[begin ITEMS]

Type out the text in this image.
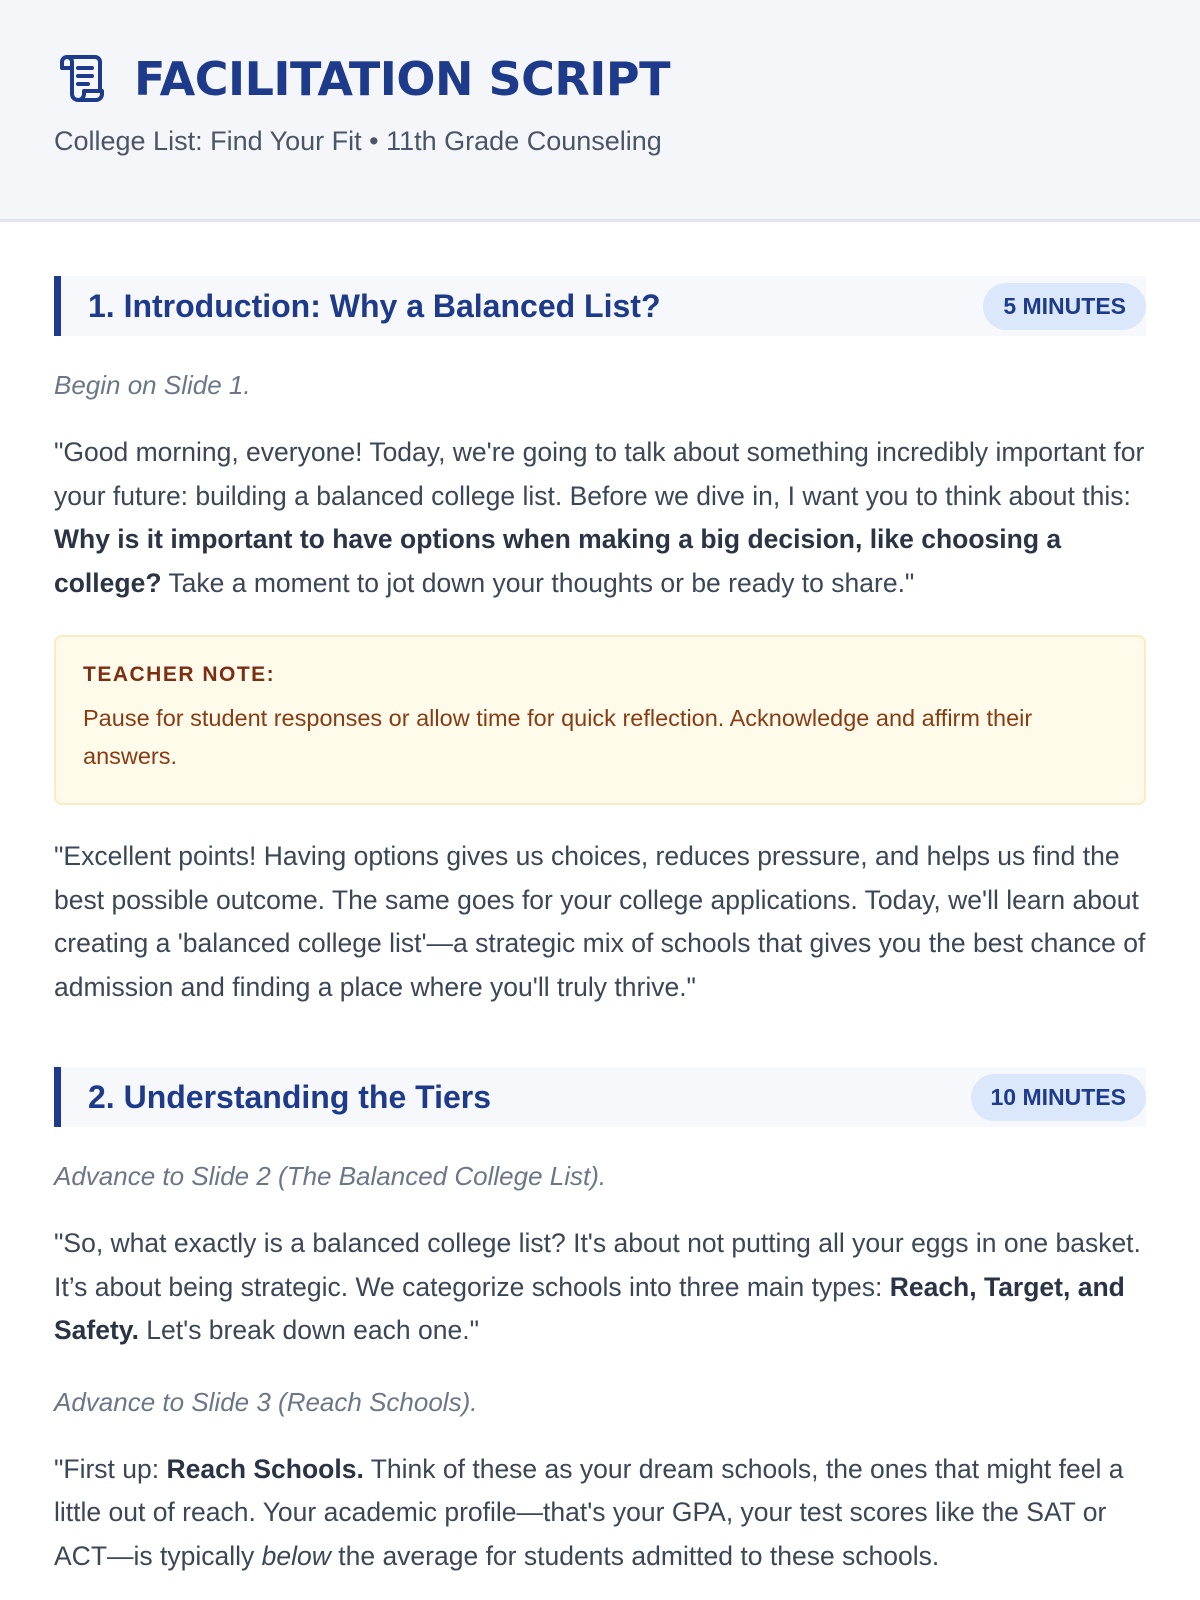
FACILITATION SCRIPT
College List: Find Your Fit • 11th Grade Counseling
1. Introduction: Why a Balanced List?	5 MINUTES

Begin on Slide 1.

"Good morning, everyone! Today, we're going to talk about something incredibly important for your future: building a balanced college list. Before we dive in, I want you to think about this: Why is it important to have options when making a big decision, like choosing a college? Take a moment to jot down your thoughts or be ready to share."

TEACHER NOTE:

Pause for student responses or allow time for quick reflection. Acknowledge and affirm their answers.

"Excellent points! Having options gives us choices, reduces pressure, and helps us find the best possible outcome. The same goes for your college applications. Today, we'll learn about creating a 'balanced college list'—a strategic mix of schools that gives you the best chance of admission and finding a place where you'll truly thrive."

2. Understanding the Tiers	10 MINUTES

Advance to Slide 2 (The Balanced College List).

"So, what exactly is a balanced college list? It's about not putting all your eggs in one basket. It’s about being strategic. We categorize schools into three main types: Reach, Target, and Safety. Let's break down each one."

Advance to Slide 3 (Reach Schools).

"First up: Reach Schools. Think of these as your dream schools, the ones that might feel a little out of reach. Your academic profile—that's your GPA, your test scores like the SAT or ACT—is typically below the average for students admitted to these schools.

[end ITEMS]

◆ **REQUIRED TASK**
Using the records given above, list every line that includes the word "Slide".

◆ **RESULT OF THIS TASK**
Begin on Slide 1.
Advance to Slide 2 (The Balanced College List).
Advance to Slide 3 (Reach Schools).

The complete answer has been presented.